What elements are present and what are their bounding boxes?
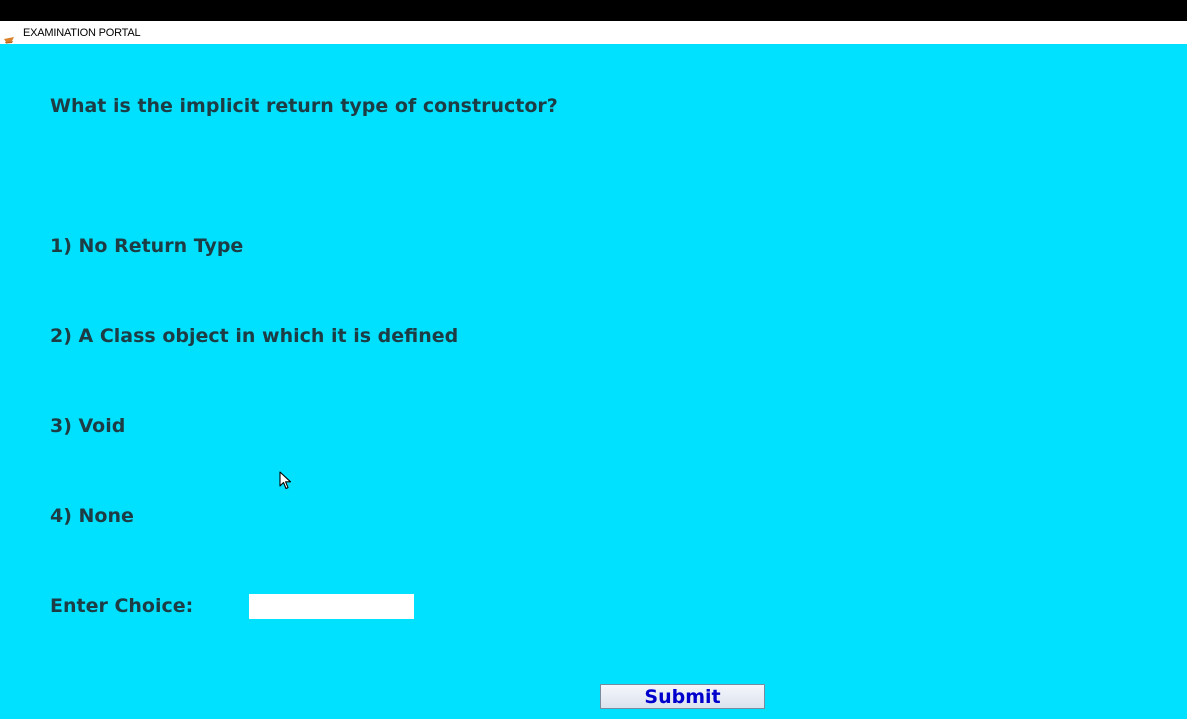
option-2: 2) A Class object in which it is defined bbox=[50, 325, 459, 347]
option-4: 4) None bbox=[50, 505, 134, 527]
mouse-cursor-icon bbox=[279, 471, 292, 490]
exam-panel: What is the implicit return type of cons… bbox=[0, 44, 1187, 719]
java-cup-icon bbox=[4, 29, 15, 43]
question-text: What is the implicit return type of cons… bbox=[50, 95, 558, 117]
submit-button[interactable]: Submit bbox=[600, 684, 765, 709]
screen-top-bar bbox=[0, 0, 1187, 21]
choice-input[interactable] bbox=[249, 594, 414, 619]
option-1: 1) No Return Type bbox=[50, 235, 244, 257]
window-titlebar: EXAMINATION PORTAL bbox=[0, 21, 1187, 44]
window-title: EXAMINATION PORTAL bbox=[23, 26, 141, 39]
choice-label: Enter Choice: bbox=[50, 595, 194, 617]
option-3: 3) Void bbox=[50, 415, 126, 437]
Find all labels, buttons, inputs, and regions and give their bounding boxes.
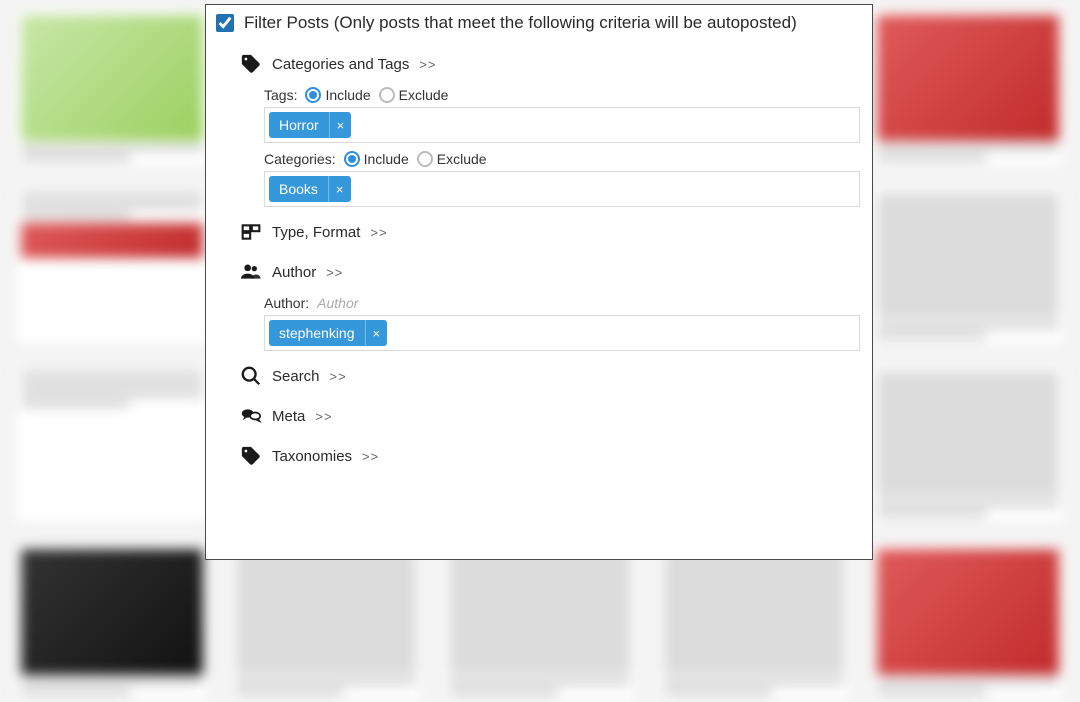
section-categories-tags[interactable]: Categories and Tags >> xyxy=(216,41,860,81)
radio-label: Include xyxy=(325,87,370,103)
section-meta[interactable]: Meta >> xyxy=(216,393,860,433)
filter-enable-checkbox[interactable] xyxy=(216,14,234,32)
expand-indicator: >> xyxy=(326,265,343,280)
section-taxonomies[interactable]: Taxonomies >> xyxy=(216,433,860,473)
expand-indicator: >> xyxy=(362,449,379,464)
comments-icon xyxy=(238,405,264,427)
chip-remove-icon[interactable]: × xyxy=(365,320,388,346)
author-input[interactable]: stephenking × xyxy=(264,315,860,351)
categories-include-radio[interactable]: Include xyxy=(344,151,409,167)
section-label: Author xyxy=(272,264,316,281)
expand-indicator: >> xyxy=(315,409,332,424)
chip-remove-icon[interactable]: × xyxy=(329,112,352,138)
section-search[interactable]: Search >> xyxy=(216,353,860,393)
section-type-format[interactable]: Type, Format >> xyxy=(216,209,860,249)
categories-field: Categories: Include Exclude Books × xyxy=(216,145,860,209)
expand-indicator: >> xyxy=(419,57,436,72)
author-label: Author: xyxy=(264,295,309,311)
chip-remove-icon[interactable]: × xyxy=(328,176,351,202)
layout-icon xyxy=(238,221,264,243)
users-icon xyxy=(238,261,264,283)
tags-exclude-radio[interactable]: Exclude xyxy=(379,87,449,103)
chip-label: stephenking xyxy=(269,325,365,341)
section-label: Search xyxy=(272,368,320,385)
tags-include-radio[interactable]: Include xyxy=(305,87,370,103)
section-label: Categories and Tags xyxy=(272,56,409,73)
categories-exclude-radio[interactable]: Exclude xyxy=(417,151,487,167)
expand-indicator: >> xyxy=(370,225,387,240)
author-field: Author: Author stephenking × xyxy=(216,289,860,353)
tag-icon xyxy=(238,53,264,75)
section-label: Meta xyxy=(272,408,305,425)
categories-label-row: Categories: Include Exclude xyxy=(264,147,860,171)
search-icon xyxy=(238,365,264,387)
categories-input[interactable]: Books × xyxy=(264,171,860,207)
chip-label: Horror xyxy=(269,117,329,133)
section-author[interactable]: Author >> xyxy=(216,249,860,289)
radio-label: Exclude xyxy=(437,151,487,167)
tag-icon xyxy=(238,445,264,467)
author-placeholder: Author xyxy=(317,295,358,311)
chip-label: Books xyxy=(269,181,328,197)
section-label: Taxonomies xyxy=(272,448,352,465)
author-chip: stephenking × xyxy=(269,320,387,346)
filter-posts-panel: Filter Posts (Only posts that meet the f… xyxy=(205,4,873,560)
expand-indicator: >> xyxy=(330,369,347,384)
categories-label: Categories: xyxy=(264,151,336,167)
tags-label: Tags: xyxy=(264,87,297,103)
radio-label: Include xyxy=(364,151,409,167)
section-label: Type, Format xyxy=(272,224,360,241)
radio-label: Exclude xyxy=(399,87,449,103)
tag-chip: Horror × xyxy=(269,112,351,138)
tags-label-row: Tags: Include Exclude xyxy=(264,83,860,107)
tags-input[interactable]: Horror × xyxy=(264,107,860,143)
author-label-row: Author: Author xyxy=(264,291,860,315)
category-chip: Books × xyxy=(269,176,351,202)
panel-header: Filter Posts (Only posts that meet the f… xyxy=(216,11,860,41)
tags-field: Tags: Include Exclude Horror × xyxy=(216,81,860,145)
panel-title: Filter Posts (Only posts that meet the f… xyxy=(244,13,797,33)
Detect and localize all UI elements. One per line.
——————————
## THE PROBLEM:
Write out every one of the rows above again, switching "expand-indicator" to "chevron-indicator" wherever it occurs and leaving everything else unchanged. Leave the pictures out.

## FINISHED TASK:
What elements are present and what are their bounding boxes?
option-2: 2) A Class object in which it is defined bbox=[50, 325, 459, 347]
option-4: 4) None bbox=[50, 505, 134, 527]
mouse-cursor-icon bbox=[279, 471, 292, 490]
exam-panel: What is the implicit return type of cons… bbox=[0, 44, 1187, 719]
java-cup-icon bbox=[4, 29, 15, 43]
question-text: What is the implicit return type of cons… bbox=[50, 95, 558, 117]
submit-button[interactable]: Submit bbox=[600, 684, 765, 709]
screen-top-bar bbox=[0, 0, 1187, 21]
choice-input[interactable] bbox=[249, 594, 414, 619]
option-1: 1) No Return Type bbox=[50, 235, 244, 257]
window-titlebar: EXAMINATION PORTAL bbox=[0, 21, 1187, 44]
window-title: EXAMINATION PORTAL bbox=[23, 26, 141, 39]
choice-label: Enter Choice: bbox=[50, 595, 194, 617]
option-3: 3) Void bbox=[50, 415, 126, 437]
Find all labels, buttons, inputs, and regions and give their bounding boxes.
section-categories-tags[interactable]: Categories and Tags >> xyxy=(216,41,860,81)
radio-label: Include xyxy=(325,87,370,103)
section-meta[interactable]: Meta >> xyxy=(216,393,860,433)
filter-enable-checkbox[interactable] xyxy=(216,14,234,32)
chevron-indicator: >> xyxy=(326,265,343,280)
section-taxonomies[interactable]: Taxonomies >> xyxy=(216,433,860,473)
chevron-indicator: >> xyxy=(362,449,379,464)
comments-icon xyxy=(238,405,264,427)
chip-remove-icon[interactable]: × xyxy=(365,320,388,346)
author-input[interactable]: stephenking × xyxy=(264,315,860,351)
categories-include-radio[interactable]: Include xyxy=(344,151,409,167)
section-label: Author xyxy=(272,264,316,281)
chevron-indicator: >> xyxy=(315,409,332,424)
chip-remove-icon[interactable]: × xyxy=(329,112,352,138)
section-search[interactable]: Search >> xyxy=(216,353,860,393)
section-type-format[interactable]: Type, Format >> xyxy=(216,209,860,249)
categories-field: Categories: Include Exclude Books × xyxy=(216,145,860,209)
chevron-indicator: >> xyxy=(419,57,436,72)
author-label: Author: xyxy=(264,295,309,311)
chip-remove-icon[interactable]: × xyxy=(328,176,351,202)
layout-icon xyxy=(238,221,264,243)
users-icon xyxy=(238,261,264,283)
tags-exclude-radio[interactable]: Exclude xyxy=(379,87,449,103)
chip-label: stephenking xyxy=(269,325,365,341)
section-label: Search xyxy=(272,368,320,385)
tags-include-radio[interactable]: Include xyxy=(305,87,370,103)
section-label: Categories and Tags xyxy=(272,56,409,73)
categories-exclude-radio[interactable]: Exclude xyxy=(417,151,487,167)
chevron-indicator: >> xyxy=(370,225,387,240)
author-field: Author: Author stephenking × xyxy=(216,289,860,353)
tag-icon xyxy=(238,53,264,75)
section-label: Meta xyxy=(272,408,305,425)
categories-label-row: Categories: Include Exclude xyxy=(264,147,860,171)
search-icon xyxy=(238,365,264,387)
categories-input[interactable]: Books × xyxy=(264,171,860,207)
chip-label: Horror xyxy=(269,117,329,133)
section-author[interactable]: Author >> xyxy=(216,249,860,289)
radio-label: Exclude xyxy=(437,151,487,167)
tag-icon xyxy=(238,445,264,467)
author-placeholder: Author xyxy=(317,295,358,311)
chip-label: Books xyxy=(269,181,328,197)
section-label: Taxonomies xyxy=(272,448,352,465)
author-chip: stephenking × xyxy=(269,320,387,346)
filter-posts-panel: Filter Posts (Only posts that meet the f… xyxy=(205,4,873,560)
chevron-indicator: >> xyxy=(330,369,347,384)
categories-label: Categories: xyxy=(264,151,336,167)
tags-label: Tags: xyxy=(264,87,297,103)
radio-label: Include xyxy=(364,151,409,167)
section-label: Type, Format xyxy=(272,224,360,241)
radio-label: Exclude xyxy=(399,87,449,103)
tag-chip: Horror × xyxy=(269,112,351,138)
tags-label-row: Tags: Include Exclude xyxy=(264,83,860,107)
tags-input[interactable]: Horror × xyxy=(264,107,860,143)
author-label-row: Author: Author xyxy=(264,291,860,315)
category-chip: Books × xyxy=(269,176,351,202)
panel-header: Filter Posts (Only posts that meet the f… xyxy=(216,11,860,41)
tags-field: Tags: Include Exclude Horror × xyxy=(216,81,860,145)
panel-title: Filter Posts (Only posts that meet the f… xyxy=(244,13,797,33)
Detect and localize all UI elements. One per line.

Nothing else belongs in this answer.